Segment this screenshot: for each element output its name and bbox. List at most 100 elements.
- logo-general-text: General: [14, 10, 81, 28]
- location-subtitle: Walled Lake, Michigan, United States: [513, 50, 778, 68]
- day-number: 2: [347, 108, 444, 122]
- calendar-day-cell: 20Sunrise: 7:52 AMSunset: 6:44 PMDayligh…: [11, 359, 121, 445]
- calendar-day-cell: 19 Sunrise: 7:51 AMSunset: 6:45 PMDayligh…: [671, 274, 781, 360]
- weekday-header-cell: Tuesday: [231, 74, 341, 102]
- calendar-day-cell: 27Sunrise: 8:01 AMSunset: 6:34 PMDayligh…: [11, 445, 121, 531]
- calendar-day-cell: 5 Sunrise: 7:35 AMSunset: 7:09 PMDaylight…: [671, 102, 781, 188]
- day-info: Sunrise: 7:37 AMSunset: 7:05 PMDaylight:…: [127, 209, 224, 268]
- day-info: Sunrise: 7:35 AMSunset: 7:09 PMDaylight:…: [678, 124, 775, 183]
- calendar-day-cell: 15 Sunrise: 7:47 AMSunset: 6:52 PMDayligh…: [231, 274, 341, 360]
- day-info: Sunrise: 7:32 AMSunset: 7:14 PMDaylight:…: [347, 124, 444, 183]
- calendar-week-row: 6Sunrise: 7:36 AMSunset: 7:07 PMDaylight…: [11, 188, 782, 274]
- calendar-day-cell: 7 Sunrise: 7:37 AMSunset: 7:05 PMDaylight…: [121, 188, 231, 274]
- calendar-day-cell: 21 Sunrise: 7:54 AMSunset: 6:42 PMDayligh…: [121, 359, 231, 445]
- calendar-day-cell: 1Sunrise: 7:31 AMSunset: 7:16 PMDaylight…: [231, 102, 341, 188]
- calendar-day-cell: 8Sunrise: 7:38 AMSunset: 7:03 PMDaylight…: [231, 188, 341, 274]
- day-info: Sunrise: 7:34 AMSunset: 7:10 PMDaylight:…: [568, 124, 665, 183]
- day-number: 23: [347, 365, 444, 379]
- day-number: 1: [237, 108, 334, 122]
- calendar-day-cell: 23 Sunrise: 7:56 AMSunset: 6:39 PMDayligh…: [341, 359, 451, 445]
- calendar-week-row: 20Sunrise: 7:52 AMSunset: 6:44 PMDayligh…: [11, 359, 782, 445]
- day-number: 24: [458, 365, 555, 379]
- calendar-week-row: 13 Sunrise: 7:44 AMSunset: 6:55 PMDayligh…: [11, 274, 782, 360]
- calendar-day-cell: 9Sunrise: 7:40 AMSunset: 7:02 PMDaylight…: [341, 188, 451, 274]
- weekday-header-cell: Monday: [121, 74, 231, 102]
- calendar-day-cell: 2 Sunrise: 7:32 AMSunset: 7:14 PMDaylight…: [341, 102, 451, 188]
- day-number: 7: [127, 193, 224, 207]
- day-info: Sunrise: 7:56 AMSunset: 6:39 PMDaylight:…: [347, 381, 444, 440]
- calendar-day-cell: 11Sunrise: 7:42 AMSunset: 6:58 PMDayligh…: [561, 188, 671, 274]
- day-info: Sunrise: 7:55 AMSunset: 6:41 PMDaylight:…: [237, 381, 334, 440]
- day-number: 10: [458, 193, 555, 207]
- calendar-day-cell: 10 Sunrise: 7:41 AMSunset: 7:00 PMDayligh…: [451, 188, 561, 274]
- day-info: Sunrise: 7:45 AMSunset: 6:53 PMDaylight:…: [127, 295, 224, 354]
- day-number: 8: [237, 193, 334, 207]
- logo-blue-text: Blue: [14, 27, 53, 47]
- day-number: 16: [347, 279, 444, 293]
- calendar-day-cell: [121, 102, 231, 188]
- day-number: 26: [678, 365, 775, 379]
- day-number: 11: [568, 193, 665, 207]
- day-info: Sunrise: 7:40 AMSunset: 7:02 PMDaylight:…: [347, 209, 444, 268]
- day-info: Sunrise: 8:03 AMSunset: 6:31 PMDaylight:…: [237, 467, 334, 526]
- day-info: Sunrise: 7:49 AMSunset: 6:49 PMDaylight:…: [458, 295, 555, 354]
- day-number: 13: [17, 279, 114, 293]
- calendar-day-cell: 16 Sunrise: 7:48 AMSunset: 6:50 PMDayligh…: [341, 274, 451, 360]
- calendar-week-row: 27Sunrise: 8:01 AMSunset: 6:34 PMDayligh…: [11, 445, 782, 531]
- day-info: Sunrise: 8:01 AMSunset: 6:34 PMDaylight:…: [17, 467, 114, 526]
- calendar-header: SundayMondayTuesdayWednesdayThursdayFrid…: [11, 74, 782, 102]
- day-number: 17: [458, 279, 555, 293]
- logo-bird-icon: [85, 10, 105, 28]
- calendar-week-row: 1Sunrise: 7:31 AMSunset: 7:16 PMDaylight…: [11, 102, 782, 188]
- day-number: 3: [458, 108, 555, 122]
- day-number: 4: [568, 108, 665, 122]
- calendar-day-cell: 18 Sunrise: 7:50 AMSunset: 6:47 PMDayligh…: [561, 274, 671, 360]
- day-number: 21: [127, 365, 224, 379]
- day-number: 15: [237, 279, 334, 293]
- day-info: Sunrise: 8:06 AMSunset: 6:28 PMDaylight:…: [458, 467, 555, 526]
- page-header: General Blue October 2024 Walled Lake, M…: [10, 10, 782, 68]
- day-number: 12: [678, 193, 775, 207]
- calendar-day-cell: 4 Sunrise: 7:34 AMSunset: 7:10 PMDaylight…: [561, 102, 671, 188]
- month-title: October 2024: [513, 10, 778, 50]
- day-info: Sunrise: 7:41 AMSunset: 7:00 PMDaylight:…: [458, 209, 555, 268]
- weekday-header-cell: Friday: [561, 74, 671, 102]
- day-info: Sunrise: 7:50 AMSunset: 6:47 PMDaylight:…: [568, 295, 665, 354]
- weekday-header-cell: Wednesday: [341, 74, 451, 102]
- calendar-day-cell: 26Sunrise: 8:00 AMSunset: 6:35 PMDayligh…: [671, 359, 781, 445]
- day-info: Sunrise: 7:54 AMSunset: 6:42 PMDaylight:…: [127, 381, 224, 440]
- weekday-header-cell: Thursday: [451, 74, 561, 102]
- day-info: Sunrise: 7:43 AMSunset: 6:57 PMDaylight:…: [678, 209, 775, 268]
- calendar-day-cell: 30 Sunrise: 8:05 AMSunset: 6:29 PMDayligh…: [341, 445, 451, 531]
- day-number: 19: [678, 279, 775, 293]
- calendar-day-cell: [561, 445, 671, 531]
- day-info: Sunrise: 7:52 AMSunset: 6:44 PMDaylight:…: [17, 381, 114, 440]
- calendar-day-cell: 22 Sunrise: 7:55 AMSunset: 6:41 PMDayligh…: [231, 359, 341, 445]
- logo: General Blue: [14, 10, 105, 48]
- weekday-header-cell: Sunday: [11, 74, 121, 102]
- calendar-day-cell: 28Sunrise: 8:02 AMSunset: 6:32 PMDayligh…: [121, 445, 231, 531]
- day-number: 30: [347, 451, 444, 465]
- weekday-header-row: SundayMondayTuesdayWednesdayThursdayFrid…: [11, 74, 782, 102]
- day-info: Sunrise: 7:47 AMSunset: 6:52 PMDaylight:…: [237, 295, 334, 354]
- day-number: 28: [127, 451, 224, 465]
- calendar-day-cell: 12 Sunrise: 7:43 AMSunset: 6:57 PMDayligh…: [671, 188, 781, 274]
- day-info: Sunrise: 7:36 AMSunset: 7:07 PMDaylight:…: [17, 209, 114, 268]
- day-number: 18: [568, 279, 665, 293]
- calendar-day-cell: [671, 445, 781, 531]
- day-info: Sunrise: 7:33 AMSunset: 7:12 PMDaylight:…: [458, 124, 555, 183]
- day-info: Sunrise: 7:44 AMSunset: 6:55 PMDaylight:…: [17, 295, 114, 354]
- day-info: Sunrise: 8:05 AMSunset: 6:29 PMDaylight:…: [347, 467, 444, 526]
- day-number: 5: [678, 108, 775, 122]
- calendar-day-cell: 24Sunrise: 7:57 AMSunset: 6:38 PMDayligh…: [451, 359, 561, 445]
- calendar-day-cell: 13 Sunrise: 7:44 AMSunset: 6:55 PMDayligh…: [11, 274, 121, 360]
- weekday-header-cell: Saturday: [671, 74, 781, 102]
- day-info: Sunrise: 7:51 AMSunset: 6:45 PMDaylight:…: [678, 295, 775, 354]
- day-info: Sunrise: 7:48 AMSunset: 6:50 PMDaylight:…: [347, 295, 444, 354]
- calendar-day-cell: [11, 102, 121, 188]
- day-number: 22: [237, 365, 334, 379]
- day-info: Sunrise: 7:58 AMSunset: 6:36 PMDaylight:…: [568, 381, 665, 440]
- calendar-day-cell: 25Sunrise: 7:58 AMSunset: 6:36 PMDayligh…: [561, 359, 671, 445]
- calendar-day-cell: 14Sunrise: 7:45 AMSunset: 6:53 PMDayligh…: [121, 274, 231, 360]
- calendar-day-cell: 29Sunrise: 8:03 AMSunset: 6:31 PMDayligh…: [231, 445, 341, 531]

PROBLEM DESCRIPTION –
Reproduce the material from its first line through the line containing "- day-number: 2: [347, 108, 444, 122]" as a numbered list, leaving out any blank lines.

RESULT –
1. Segment this screenshot: for each element output its name and bbox. List at most 100 elements.
2. - logo-general-text: General: [14, 10, 81, 28]
3. - location-subtitle: Walled Lake, Michigan, United States: [513, 50, 778, 68]
4. - day-number: 2: [347, 108, 444, 122]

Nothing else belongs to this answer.